_RECORDS SUPPLIED_.
● ● ● ● ●
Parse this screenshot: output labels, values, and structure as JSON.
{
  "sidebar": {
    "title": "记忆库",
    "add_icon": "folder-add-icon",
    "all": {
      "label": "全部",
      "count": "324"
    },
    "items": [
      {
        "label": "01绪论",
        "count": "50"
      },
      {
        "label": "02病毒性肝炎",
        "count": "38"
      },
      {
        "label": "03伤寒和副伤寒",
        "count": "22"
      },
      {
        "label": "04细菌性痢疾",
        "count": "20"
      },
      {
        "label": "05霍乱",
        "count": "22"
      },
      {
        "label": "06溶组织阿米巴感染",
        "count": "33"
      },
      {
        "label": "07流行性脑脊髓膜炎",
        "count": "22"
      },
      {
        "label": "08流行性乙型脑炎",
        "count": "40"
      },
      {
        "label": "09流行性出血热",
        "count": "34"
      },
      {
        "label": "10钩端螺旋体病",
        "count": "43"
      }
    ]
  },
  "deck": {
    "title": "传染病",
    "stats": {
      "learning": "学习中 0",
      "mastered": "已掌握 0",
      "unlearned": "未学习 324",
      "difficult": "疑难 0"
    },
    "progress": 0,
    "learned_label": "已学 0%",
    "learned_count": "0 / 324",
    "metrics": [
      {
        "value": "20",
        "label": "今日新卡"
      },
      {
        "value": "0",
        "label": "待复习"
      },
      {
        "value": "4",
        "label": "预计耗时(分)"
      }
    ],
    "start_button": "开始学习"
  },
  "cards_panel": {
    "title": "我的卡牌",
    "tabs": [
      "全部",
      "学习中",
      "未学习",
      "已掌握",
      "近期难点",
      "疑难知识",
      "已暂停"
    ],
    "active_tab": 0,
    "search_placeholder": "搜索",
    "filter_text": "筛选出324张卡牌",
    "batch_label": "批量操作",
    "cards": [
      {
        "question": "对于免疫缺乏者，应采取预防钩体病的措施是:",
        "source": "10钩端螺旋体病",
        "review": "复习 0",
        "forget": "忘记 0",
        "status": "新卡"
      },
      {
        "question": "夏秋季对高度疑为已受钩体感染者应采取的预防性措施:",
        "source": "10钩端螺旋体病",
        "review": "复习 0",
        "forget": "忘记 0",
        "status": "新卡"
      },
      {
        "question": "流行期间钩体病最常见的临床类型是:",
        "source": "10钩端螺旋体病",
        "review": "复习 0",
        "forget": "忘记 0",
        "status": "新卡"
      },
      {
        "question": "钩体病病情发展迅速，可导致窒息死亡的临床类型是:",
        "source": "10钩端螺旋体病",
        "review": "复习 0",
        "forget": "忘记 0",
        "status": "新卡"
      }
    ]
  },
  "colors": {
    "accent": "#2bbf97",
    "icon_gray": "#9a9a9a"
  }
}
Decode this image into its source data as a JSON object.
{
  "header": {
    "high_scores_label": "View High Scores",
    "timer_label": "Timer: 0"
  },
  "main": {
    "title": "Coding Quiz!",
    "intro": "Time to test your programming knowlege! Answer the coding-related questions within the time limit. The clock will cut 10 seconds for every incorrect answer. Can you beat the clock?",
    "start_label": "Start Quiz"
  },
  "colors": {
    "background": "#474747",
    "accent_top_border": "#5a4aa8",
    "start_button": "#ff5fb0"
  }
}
● ● ● ● ●
_DIRECTIONS_.
Go through the material above line by line and copy it exactly.

_RESULT FOR THIS EXERCISE_.
Parse this screenshot: output labels, values, and structure as JSON.
{
  "sidebar": {
    "title": "记忆库",
    "add_icon": "folder-add-icon",
    "all": {
      "label": "全部",
      "count": "324"
    },
    "items": [
      {
        "label": "01绪论",
        "count": "50"
      },
      {
        "label": "02病毒性肝炎",
        "count": "38"
      },
      {
        "label": "03伤寒和副伤寒",
        "count": "22"
      },
      {
        "label": "04细菌性痢疾",
        "count": "20"
      },
      {
        "label": "05霍乱",
        "count": "22"
      },
      {
        "label": "06溶组织阿米巴感染",
        "count": "33"
      },
      {
        "label": "07流行性脑脊髓膜炎",
        "count": "22"
      },
      {
        "label": "08流行性乙型脑炎",
        "count": "40"
      },
      {
        "label": "09流行性出血热",
        "count": "34"
      },
      {
        "label": "10钩端螺旋体病",
        "count": "43"
      }
    ]
  },
  "deck": {
    "title": "传染病",
    "stats": {
      "learning": "学习中 0",
      "mastered": "已掌握 0",
      "unlearned": "未学习 324",
      "difficult": "疑难 0"
    },
    "progress": 0,
    "learned_label": "已学 0%",
    "learned_count": "0 / 324",
    "metrics": [
      {
        "value": "20",
        "label": "今日新卡"
      },
      {
        "value": "0",
        "label": "待复习"
      },
      {
        "value": "4",
        "label": "预计耗时(分)"
      }
    ],
    "start_button": "开始学习"
  },
  "cards_panel": {
    "title": "我的卡牌",
    "tabs": [
      "全部",
      "学习中",
      "未学习",
      "已掌握",
      "近期难点",
      "疑难知识",
      "已暂停"
    ],
    "active_tab": 0,
    "search_placeholder": "搜索",
    "filter_text": "筛选出324张卡牌",
    "batch_label": "批量操作",
    "cards": [
      {
        "question": "对于免疫缺乏者，应采取预防钩体病的措施是:",
        "source": "10钩端螺旋体病",
        "review": "复习 0",
        "forget": "忘记 0",
        "status": "新卡"
      },
      {
        "question": "夏秋季对高度疑为已受钩体感染者应采取的预防性措施:",
        "source": "10钩端螺旋体病",
        "review": "复习 0",
        "forget": "忘记 0",
        "status": "新卡"
      },
      {
        "question": "流行期间钩体病最常见的临床类型是:",
        "source": "10钩端螺旋体病",
        "review": "复习 0",
        "forget": "忘记 0",
        "status": "新卡"
      },
      {
        "question": "钩体病病情发展迅速，可导致窒息死亡的临床类型是:",
        "source": "10钩端螺旋体病",
        "review": "复习 0",
        "forget": "忘记 0",
        "status": "新卡"
      }
    ]
  },
  "colors": {
    "accent": "#2bbf97",
    "icon_gray": "#9a9a9a"
  }
}
Decode this image into its source data as a JSON object.
{
  "header": {
    "high_scores_label": "View High Scores",
    "timer_label": "Timer: 0"
  },
  "main": {
    "title": "Coding Quiz!",
    "intro": "Time to test your programming knowlege! Answer the coding-related questions within the time limit. The clock will cut 10 seconds for every incorrect answer. Can you beat the clock?",
    "start_label": "Start Quiz"
  },
  "colors": {
    "background": "#474747",
    "accent_top_border": "#5a4aa8",
    "start_button": "#ff5fb0"
  }
}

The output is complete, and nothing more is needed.